Collected data entries -
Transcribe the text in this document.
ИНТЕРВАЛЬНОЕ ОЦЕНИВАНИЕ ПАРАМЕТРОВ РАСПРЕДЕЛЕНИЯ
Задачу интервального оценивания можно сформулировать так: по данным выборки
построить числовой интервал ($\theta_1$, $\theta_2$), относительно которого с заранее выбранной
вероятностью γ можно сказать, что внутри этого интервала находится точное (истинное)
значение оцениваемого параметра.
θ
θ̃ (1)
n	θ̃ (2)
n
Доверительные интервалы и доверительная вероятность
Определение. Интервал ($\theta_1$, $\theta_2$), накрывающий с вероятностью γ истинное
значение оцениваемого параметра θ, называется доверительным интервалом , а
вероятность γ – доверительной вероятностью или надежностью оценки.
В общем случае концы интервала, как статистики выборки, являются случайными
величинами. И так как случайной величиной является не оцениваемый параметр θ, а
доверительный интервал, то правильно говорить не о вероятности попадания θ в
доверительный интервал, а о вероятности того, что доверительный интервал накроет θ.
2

Description of the task - In the listing, find all lines with the string "можно" and copy them.

The reply -
Задачу интервального оценивания можно сформулировать так: по данным выборки
вероятностью γ можно сказать, что внутри этого интервала находится точное (истинное)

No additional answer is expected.